I'm on holiday next week, so I'll be handing over the reigns to Isabelle for next week's newsletter.
We are in the process of planning a lot at the moment of what the future of Wine List can look like. We live in a world where people overpay far too frequently for bad wine. For a long time, big wine brands (see Blue Nun, Mateus, Blossom Hill) told us what to like.
But we've seen the world change. Big universal brands in food and drink don't fit into the modern consumer landscape. In beer, Britain went from having hundreds of breweries to just a dozen or so in the mid-2000s, and it has now climbed back to its peak.
More than ever, we want to know what we are consuming, whether it is ethical, or authentic, and importantly why it tastes the way it does. Knowledge in food has become a hobby. The last four decades have seen cooking go from domestic chore, to a world where baking sourdough or owning a sous vide machine is increasingly common.
When we talk to members of our community WhatsApp groups, I genuinely feel like wine is starting to pick up this trajectory.
There's a future where we enjoy wine more on a daily basis. Not just drinking it but enjoying the culture of it, in the way we enjoy watching Masterchef on TV. The byproduct of that is we all drink better wine all of the time.
We are starting to head in this direction – with the content we are producing, the conversations in our community, and the ways we're delivering you the best lesser-known wine – increasingly by the glass, and same-day delivered. But, we also have a lot planned – you'll hear more from me in coming months as we share what's coming next at Wine List HQ.

## Parts of the exercise
**1)** Please retype everything in the newsletter from "I'm on holiday" down to "to its peak.".
**2)** Which big wine brands does the newsletter name as having told people what to like?
**3)** Turn the newsletter paragraph that opens "More than ever, we want to know" into a short list that keeps its main facts.
The lines after the newsletter play no part in what you need to do.

## Data segment
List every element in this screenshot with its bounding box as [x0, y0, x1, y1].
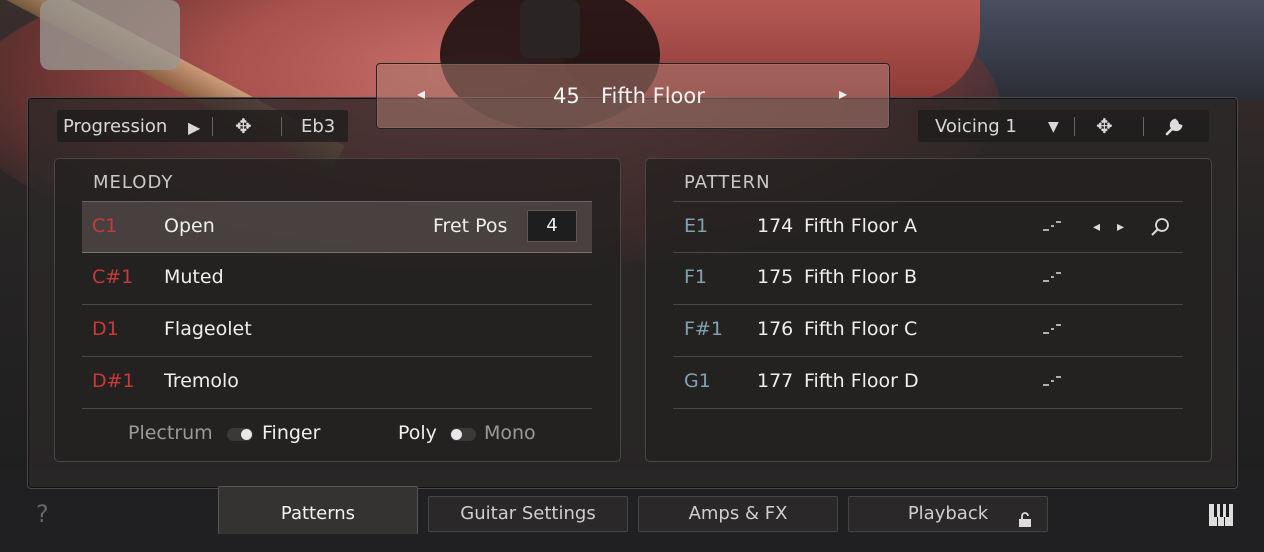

## Solutions in order
**1)**
I'm on holiday next week, so I'll be handing over the reigns to Isabelle for next week's newsletter.
We are in the process of planning a lot at the moment of what the future of Wine List can look like. We live in a world where people overpay far too frequently for bad wine. For a long time, big wine brands (see Blue Nun, Mateus, Blossom Hill) told us what to like.
But we've seen the world change. Big universal brands in food and drink don't fit into the modern consumer landscape. In beer, Britain went from having hundreds of breweries to just a dozen or so in the mid-2000s, and it has now climbed back to its peak.

**2)** Blue Nun, Mateus and Blossom Hill.

**3)**
- People increasingly want to know what they consume: whether it is ethical or authentic, and why it tastes the way it does.
- Knowledge in food has become a hobby.
- Over the last four decades, cooking has gone from a domestic chore to a pursuit in which baking sourdough or owning a sous vide machine is increasingly common.